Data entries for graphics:
========================================================================
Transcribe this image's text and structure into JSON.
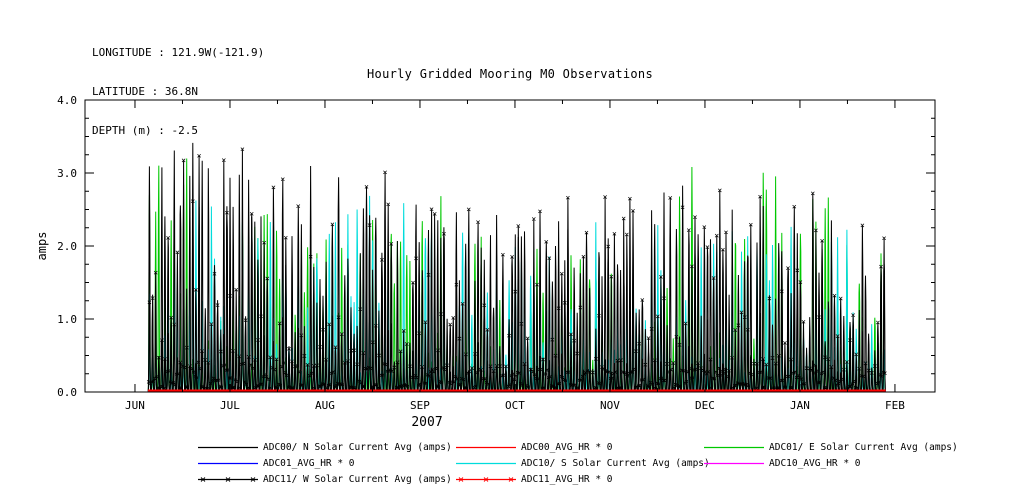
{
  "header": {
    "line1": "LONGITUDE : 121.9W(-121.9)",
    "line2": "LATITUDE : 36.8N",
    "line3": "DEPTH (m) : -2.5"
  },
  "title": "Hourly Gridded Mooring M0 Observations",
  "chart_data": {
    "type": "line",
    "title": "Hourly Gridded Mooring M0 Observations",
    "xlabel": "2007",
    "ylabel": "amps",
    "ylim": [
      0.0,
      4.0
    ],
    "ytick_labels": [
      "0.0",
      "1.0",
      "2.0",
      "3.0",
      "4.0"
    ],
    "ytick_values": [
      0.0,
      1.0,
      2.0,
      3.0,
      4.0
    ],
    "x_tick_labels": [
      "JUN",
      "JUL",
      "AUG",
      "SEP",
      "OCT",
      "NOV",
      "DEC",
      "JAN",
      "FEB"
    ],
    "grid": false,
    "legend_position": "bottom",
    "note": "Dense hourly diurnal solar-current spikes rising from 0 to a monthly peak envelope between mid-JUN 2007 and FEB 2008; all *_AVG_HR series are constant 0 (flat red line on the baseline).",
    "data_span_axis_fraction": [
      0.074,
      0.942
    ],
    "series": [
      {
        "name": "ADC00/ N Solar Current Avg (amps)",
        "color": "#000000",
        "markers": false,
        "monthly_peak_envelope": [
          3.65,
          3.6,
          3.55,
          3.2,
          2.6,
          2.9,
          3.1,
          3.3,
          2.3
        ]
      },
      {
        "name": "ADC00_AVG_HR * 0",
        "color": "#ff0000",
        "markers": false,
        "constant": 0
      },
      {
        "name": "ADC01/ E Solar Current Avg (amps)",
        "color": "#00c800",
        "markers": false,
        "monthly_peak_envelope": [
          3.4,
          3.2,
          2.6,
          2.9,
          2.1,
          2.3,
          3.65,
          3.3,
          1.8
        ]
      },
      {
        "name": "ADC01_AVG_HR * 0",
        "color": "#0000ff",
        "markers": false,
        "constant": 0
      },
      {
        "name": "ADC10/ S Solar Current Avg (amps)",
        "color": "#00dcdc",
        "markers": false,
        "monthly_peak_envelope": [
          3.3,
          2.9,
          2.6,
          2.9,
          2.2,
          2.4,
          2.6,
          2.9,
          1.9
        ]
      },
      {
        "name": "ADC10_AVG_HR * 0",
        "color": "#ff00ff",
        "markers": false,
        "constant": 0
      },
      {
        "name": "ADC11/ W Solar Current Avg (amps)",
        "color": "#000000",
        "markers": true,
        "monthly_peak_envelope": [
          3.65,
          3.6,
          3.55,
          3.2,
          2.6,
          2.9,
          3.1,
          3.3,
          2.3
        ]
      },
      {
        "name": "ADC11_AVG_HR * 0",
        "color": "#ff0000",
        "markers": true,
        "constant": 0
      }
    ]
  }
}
========================================================================
§ **Task instructions**:
Copy out the records above in full, exactly as written, but not the pictures.

§ **Correct answer**:
Transcribe this image's text and structure into JSON.
{
  "header": {
    "line1": "LONGITUDE : 121.9W(-121.9)",
    "line2": "LATITUDE : 36.8N",
    "line3": "DEPTH (m) : -2.5"
  },
  "title": "Hourly Gridded Mooring M0 Observations",
  "chart_data": {
    "type": "line",
    "title": "Hourly Gridded Mooring M0 Observations",
    "xlabel": "2007",
    "ylabel": "amps",
    "ylim": [
      0.0,
      4.0
    ],
    "ytick_labels": [
      "0.0",
      "1.0",
      "2.0",
      "3.0",
      "4.0"
    ],
    "ytick_values": [
      0.0,
      1.0,
      2.0,
      3.0,
      4.0
    ],
    "x_tick_labels": [
      "JUN",
      "JUL",
      "AUG",
      "SEP",
      "OCT",
      "NOV",
      "DEC",
      "JAN",
      "FEB"
    ],
    "grid": false,
    "legend_position": "bottom",
    "note": "Dense hourly diurnal solar-current spikes rising from 0 to a monthly peak envelope between mid-JUN 2007 and FEB 2008; all *_AVG_HR series are constant 0 (flat red line on the baseline).",
    "data_span_axis_fraction": [
      0.074,
      0.942
    ],
    "series": [
      {
        "name": "ADC00/ N Solar Current Avg (amps)",
        "color": "#000000",
        "markers": false,
        "monthly_peak_envelope": [
          3.65,
          3.6,
          3.55,
          3.2,
          2.6,
          2.9,
          3.1,
          3.3,
          2.3
        ]
      },
      {
        "name": "ADC00_AVG_HR * 0",
        "color": "#ff0000",
        "markers": false,
        "constant": 0
      },
      {
        "name": "ADC01/ E Solar Current Avg (amps)",
        "color": "#00c800",
        "markers": false,
        "monthly_peak_envelope": [
          3.4,
          3.2,
          2.6,
          2.9,
          2.1,
          2.3,
          3.65,
          3.3,
          1.8
        ]
      },
      {
        "name": "ADC01_AVG_HR * 0",
        "color": "#0000ff",
        "markers": false,
        "constant": 0
      },
      {
        "name": "ADC10/ S Solar Current Avg (amps)",
        "color": "#00dcdc",
        "markers": false,
        "monthly_peak_envelope": [
          3.3,
          2.9,
          2.6,
          2.9,
          2.2,
          2.4,
          2.6,
          2.9,
          1.9
        ]
      },
      {
        "name": "ADC10_AVG_HR * 0",
        "color": "#ff00ff",
        "markers": false,
        "constant": 0
      },
      {
        "name": "ADC11/ W Solar Current Avg (amps)",
        "color": "#000000",
        "markers": true,
        "monthly_peak_envelope": [
          3.65,
          3.6,
          3.55,
          3.2,
          2.6,
          2.9,
          3.1,
          3.3,
          2.3
        ]
      },
      {
        "name": "ADC11_AVG_HR * 0",
        "color": "#ff0000",
        "markers": true,
        "constant": 0
      }
    ]
  }
}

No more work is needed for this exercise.